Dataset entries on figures

******

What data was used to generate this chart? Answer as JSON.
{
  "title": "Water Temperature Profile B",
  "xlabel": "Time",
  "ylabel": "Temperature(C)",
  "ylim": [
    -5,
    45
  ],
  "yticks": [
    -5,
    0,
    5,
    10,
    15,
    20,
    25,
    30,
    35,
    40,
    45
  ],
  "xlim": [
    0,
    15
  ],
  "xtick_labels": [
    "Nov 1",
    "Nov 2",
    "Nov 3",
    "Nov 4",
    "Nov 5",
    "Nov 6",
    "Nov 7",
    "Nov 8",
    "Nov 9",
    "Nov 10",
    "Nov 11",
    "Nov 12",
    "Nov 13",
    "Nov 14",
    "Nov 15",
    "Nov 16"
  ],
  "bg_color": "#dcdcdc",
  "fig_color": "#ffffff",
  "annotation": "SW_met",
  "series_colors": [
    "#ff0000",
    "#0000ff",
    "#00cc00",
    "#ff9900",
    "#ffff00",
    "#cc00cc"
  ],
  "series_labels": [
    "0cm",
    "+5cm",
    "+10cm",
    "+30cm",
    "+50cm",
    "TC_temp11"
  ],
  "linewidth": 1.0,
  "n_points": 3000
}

******

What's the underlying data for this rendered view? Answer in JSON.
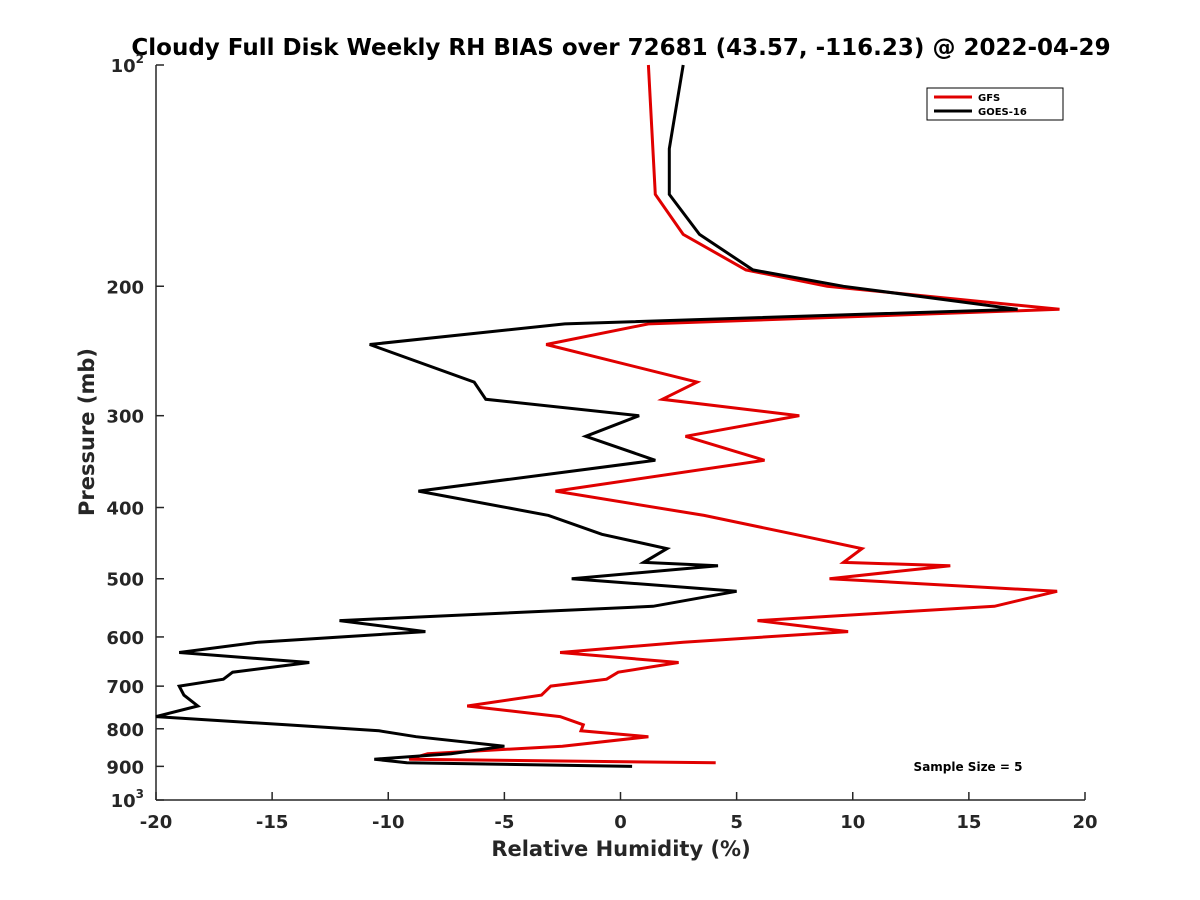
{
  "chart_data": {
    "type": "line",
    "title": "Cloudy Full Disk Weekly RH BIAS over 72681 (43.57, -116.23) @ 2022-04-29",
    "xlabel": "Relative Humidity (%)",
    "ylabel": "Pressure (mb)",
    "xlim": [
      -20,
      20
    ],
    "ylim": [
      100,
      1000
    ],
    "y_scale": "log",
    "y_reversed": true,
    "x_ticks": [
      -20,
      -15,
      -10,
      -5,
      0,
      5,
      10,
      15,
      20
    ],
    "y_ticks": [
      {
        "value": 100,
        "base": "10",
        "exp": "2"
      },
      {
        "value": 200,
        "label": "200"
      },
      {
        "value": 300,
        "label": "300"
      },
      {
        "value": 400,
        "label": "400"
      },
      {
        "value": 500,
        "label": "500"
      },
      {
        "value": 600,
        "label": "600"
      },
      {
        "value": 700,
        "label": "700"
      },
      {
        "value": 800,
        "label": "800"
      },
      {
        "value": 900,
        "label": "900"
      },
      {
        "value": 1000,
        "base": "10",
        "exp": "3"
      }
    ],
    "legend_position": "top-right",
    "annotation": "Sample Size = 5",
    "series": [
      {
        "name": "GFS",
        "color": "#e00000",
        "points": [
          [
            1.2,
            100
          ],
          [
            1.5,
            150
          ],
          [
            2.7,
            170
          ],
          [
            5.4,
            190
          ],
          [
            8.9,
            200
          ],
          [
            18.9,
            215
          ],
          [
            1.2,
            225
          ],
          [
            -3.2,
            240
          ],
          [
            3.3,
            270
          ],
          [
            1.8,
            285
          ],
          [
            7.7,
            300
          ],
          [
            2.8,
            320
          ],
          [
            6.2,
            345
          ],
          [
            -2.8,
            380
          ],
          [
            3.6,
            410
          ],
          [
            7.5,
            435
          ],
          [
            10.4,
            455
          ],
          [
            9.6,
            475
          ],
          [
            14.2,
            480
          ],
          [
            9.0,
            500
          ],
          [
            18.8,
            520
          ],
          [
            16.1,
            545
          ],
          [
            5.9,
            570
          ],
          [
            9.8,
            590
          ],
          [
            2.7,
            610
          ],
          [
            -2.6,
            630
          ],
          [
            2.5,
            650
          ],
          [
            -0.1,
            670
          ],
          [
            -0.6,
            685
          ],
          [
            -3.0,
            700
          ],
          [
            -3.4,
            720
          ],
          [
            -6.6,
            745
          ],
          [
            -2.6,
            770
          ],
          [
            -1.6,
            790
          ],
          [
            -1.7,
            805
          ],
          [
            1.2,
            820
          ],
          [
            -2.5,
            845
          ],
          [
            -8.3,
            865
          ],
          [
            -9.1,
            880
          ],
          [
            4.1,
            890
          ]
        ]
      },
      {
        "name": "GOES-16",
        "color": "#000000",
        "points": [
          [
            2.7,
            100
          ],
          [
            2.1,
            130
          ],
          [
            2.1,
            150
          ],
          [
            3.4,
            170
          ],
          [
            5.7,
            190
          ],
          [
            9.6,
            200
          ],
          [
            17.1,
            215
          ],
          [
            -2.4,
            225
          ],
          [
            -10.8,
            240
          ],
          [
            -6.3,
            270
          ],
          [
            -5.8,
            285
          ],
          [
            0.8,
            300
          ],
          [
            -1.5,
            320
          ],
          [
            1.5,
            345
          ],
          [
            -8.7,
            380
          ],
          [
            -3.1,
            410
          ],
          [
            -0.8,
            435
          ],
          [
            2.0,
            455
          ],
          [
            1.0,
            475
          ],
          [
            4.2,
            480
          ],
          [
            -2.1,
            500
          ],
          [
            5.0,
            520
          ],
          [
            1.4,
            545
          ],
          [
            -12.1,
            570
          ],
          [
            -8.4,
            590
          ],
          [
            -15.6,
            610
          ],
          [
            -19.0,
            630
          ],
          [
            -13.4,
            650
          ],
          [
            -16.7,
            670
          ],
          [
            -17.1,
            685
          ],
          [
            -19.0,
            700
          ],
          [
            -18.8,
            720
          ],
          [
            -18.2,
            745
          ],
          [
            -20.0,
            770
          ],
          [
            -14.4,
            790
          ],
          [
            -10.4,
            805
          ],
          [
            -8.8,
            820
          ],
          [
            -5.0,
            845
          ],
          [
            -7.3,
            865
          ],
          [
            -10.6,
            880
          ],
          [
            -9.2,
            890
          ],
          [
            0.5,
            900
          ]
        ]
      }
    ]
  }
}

******

**Work required**
State how many lines of the listing include the word "Answer". Reply with the number alone.

**Output for this exercise**
2